— Begin Supplied data —

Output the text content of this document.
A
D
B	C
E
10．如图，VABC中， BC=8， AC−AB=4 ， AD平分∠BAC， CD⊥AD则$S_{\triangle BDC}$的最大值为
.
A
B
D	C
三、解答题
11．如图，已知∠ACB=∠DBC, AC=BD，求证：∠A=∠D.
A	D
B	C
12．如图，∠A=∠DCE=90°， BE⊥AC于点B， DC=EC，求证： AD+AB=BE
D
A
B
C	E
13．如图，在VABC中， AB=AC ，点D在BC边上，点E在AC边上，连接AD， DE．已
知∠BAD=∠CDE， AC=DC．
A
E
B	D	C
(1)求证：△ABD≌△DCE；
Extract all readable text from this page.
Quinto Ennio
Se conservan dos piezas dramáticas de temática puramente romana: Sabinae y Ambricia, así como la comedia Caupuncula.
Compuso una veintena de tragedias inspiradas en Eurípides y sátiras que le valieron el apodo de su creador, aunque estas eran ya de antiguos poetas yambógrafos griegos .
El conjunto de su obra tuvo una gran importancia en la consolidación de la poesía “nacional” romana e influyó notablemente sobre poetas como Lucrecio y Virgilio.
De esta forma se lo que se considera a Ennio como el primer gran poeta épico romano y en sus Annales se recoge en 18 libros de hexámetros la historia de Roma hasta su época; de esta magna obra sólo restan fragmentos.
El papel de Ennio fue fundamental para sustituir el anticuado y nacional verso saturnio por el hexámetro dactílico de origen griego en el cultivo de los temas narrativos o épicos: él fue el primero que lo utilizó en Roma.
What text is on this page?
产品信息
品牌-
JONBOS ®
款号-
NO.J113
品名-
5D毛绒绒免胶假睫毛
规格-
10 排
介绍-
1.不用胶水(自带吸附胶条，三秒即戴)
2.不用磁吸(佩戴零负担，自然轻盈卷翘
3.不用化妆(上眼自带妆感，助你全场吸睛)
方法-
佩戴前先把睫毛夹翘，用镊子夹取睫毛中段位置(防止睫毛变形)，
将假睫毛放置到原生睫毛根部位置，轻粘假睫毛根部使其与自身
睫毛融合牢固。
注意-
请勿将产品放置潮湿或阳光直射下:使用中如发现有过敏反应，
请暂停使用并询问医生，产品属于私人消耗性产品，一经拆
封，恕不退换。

— End Supplied data —

__Objective__.
Say how many lines above hold the word "poetas", giving only the count.

__Result below__.
2